Begin
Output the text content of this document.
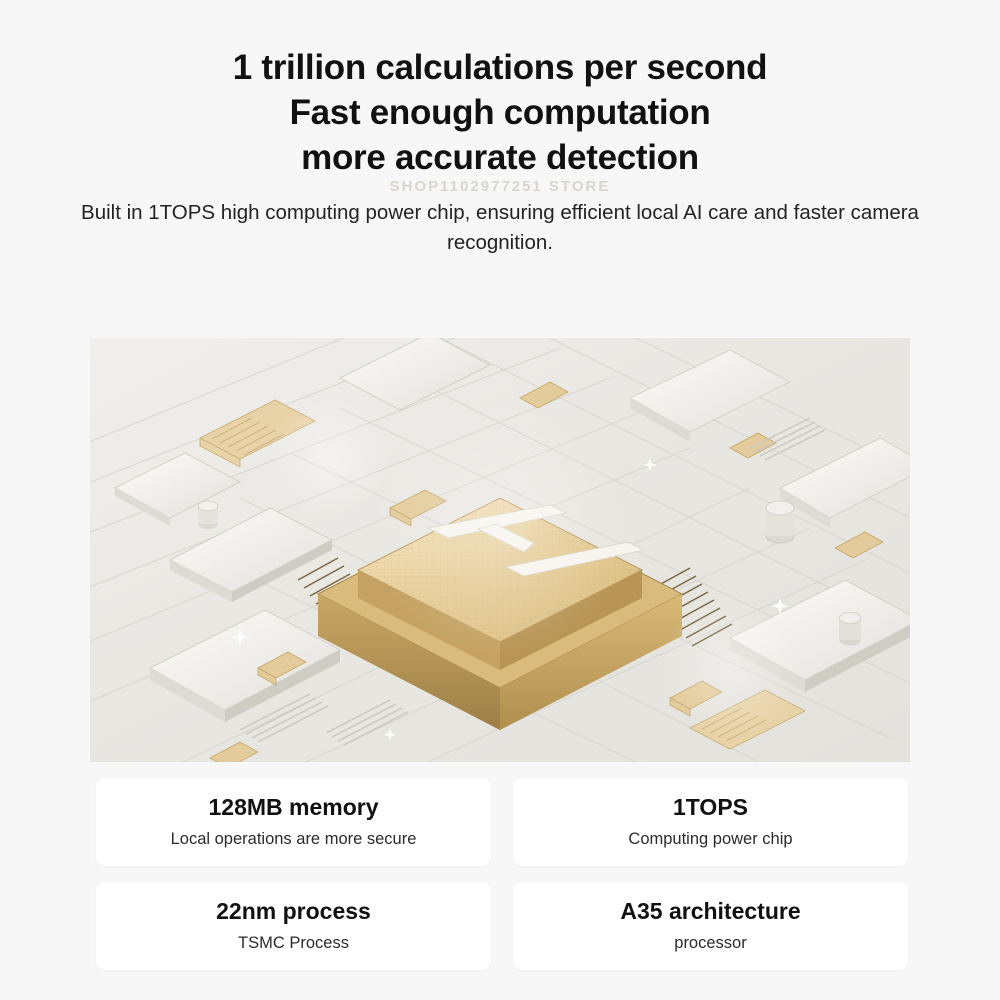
1 trillion calculations per second
Fast enough computation
more accurate detection

Built in 1TOPS high computing power chip, ensuring efficient local AI care and faster camera recognition.

SHOP1102977251 STORE
128MB memory
Local operations are more secure
1TOPS
Computing power chip
22nm process
TSMC Process
A35 architecture
processor
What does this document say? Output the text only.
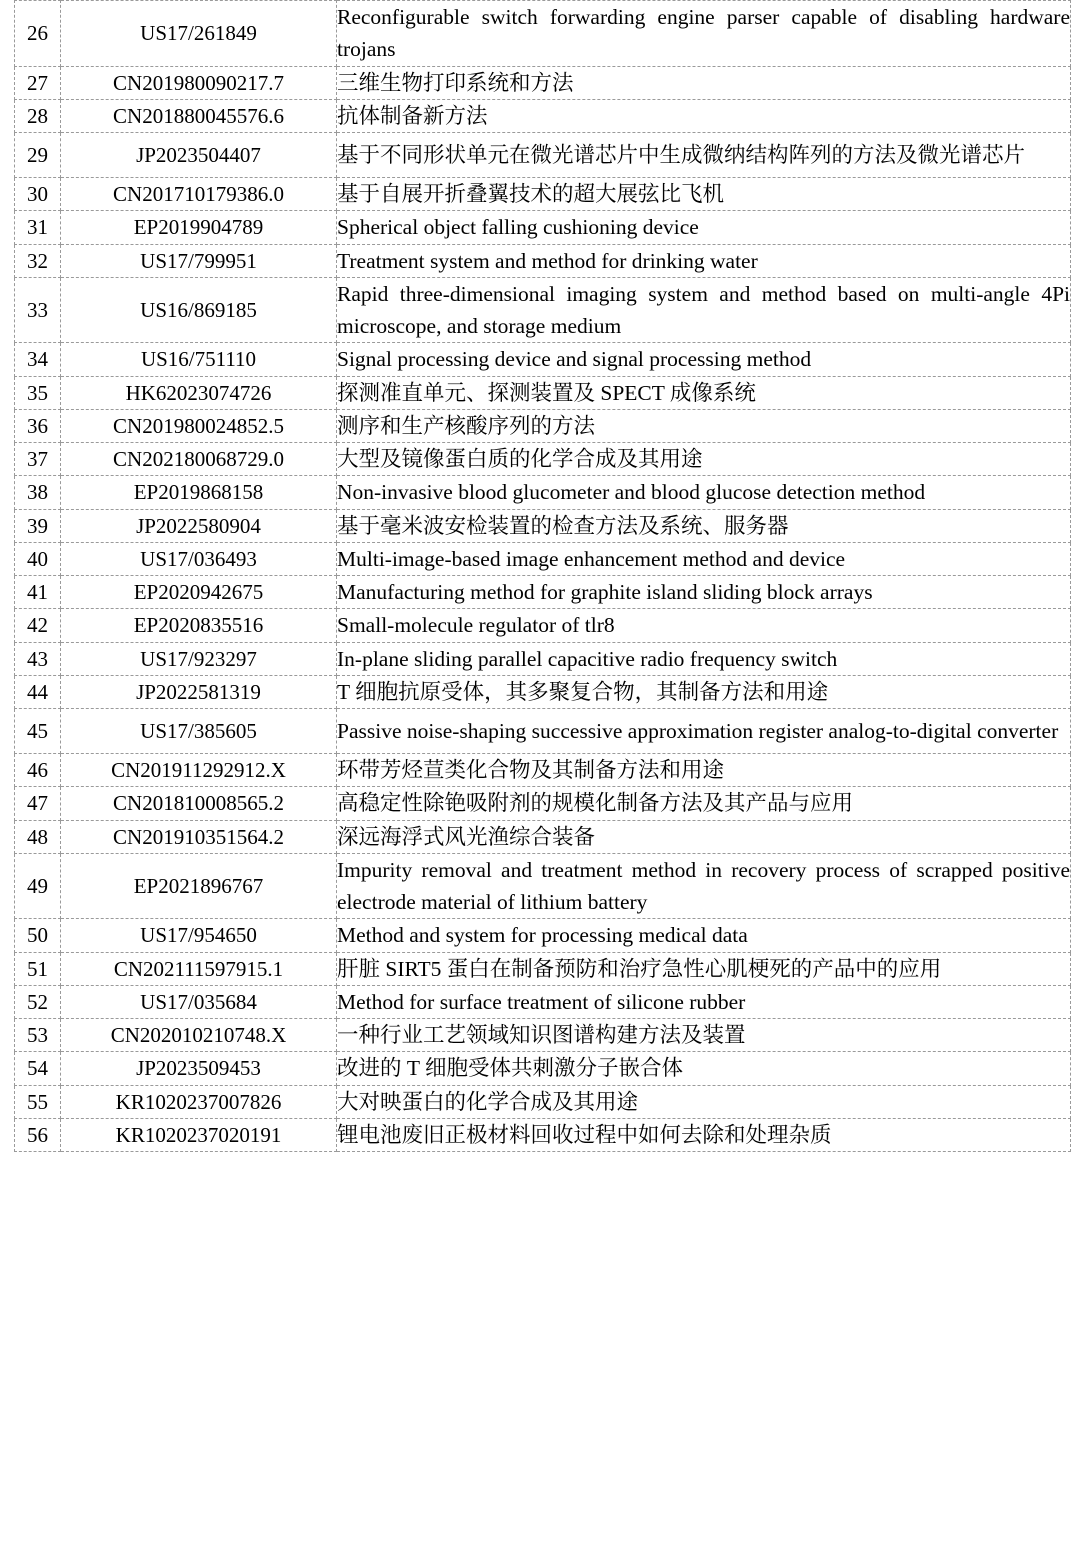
26	US17/261849	Reconfigurable switch forwarding engine parser capable of disabling hardware trojans
27	CN201980090217.7	三维生物打印系统和方法
28	CN201880045576.6	抗体制备新方法
29	JP2023504407	基于不同形状单元在微光谱芯片中生成微纳结构阵列的方法及微光谱芯片
30	CN201710179386.0	基于自展开折叠翼技术的超大展弦比飞机
31	EP2019904789	Spherical object falling cushioning device
32	US17/799951	Treatment system and method for drinking water
33	US16/869185	Rapid three-dimensional imaging system and method based on multi-angle 4Pi microscope, and storage medium
34	US16/751110	Signal processing device and signal processing method
35	HK62023074726	探测准直单元、探测装置及 SPECT 成像系统
36	CN201980024852.5	测序和生产核酸序列的方法
37	CN202180068729.0	大型及镜像蛋白质的化学合成及其用途
38	EP2019868158	Non-invasive blood glucometer and blood glucose detection method
39	JP2022580904	基于毫米波安检装置的检查方法及系统、服务器
40	US17/036493	Multi-image-based image enhancement method and device
41	EP2020942675	Manufacturing method for graphite island sliding block arrays
42	EP2020835516	Small-molecule regulator of tlr8
43	US17/923297	In-plane sliding parallel capacitive radio frequency switch
44	JP2022581319	T 细胞抗原受体，其多聚复合物，其制备方法和用途
45	US17/385605	Passive noise-shaping successive approximation register analog-to-digital converter
46	CN201911292912.X	环带芳烃荁类化合物及其制备方法和用途
47	CN201810008565.2	高稳定性除铯吸附剂的规模化制备方法及其产品与应用
48	CN201910351564.2	深远海浮式风光渔综合装备
49	EP2021896767	Impurity removal and treatment method in recovery process of scrapped positive electrode material of lithium battery
50	US17/954650	Method and system for processing medical data
51	CN202111597915.1	肝脏 SIRT5 蛋白在制备预防和治疗急性心肌梗死的产品中的应用
52	US17/035684	Method for surface treatment of silicone rubber
53	CN202010210748.X	一种行业工艺领域知识图谱构建方法及装置
54	JP2023509453	改进的 T 细胞受体共刺激分子嵌合体
55	KR1020237007826	大对映蛋白的化学合成及其用途
56	KR1020237020191	锂电池废旧正极材料回收过程中如何去除和处理杂质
End
WHAT IS NEEDED -
Write out every line of the entries that holds the word "based".

FINAL RESULT -
33	US16/869185	Rapid three-dimensional imaging system and method based on multi-angle 4Pi microscope, and storage medium
40	US17/036493	Multi-image-based image enhancement method and device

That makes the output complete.